All of the records below must be output exactly, with no pictures carried over.

==================================================

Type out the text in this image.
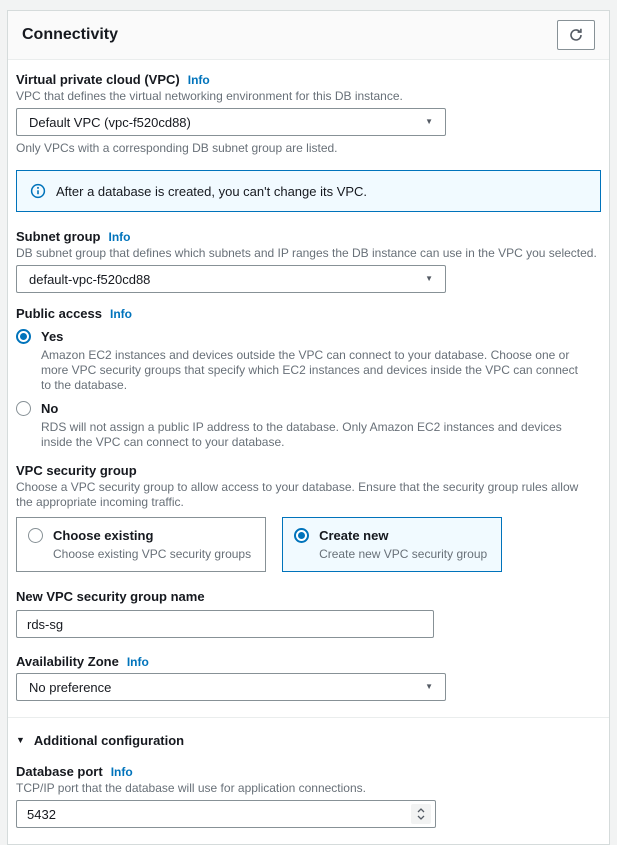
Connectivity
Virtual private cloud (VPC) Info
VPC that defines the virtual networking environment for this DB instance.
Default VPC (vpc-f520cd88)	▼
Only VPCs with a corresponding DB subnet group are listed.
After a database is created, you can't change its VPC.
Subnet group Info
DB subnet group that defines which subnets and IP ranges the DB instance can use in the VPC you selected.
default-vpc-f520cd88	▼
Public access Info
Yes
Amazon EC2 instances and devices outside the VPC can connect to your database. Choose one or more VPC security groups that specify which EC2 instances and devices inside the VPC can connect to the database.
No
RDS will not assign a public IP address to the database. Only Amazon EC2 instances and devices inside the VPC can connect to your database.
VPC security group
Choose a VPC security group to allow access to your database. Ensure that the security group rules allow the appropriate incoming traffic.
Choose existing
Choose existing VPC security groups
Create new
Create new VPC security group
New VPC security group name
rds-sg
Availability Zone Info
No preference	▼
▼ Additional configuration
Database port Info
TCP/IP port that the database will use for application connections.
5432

==================================================

• _Full response_
Type out the text in this image.
Connectivity
Virtual private cloud (VPC) Info
VPC that defines the virtual networking environment for this DB instance.
Default VPC (vpc-f520cd88)	▼
Only VPCs with a corresponding DB subnet group are listed.
After a database is created, you can't change its VPC.
Subnet group Info
DB subnet group that defines which subnets and IP ranges the DB instance can use in the VPC you selected.
default-vpc-f520cd88	▼
Public access Info
Yes
Amazon EC2 instances and devices outside the VPC can connect to your database. Choose one or more VPC security groups that specify which EC2 instances and devices inside the VPC can connect to the database.
No
RDS will not assign a public IP address to the database. Only Amazon EC2 instances and devices inside the VPC can connect to your database.
VPC security group
Choose a VPC security group to allow access to your database. Ensure that the security group rules allow the appropriate incoming traffic.
Choose existing
Choose existing VPC security groups
Create new
Create new VPC security group
New VPC security group name
rds-sg
Availability Zone Info
No preference	▼
▼ Additional configuration
Database port Info
TCP/IP port that the database will use for application connections.
5432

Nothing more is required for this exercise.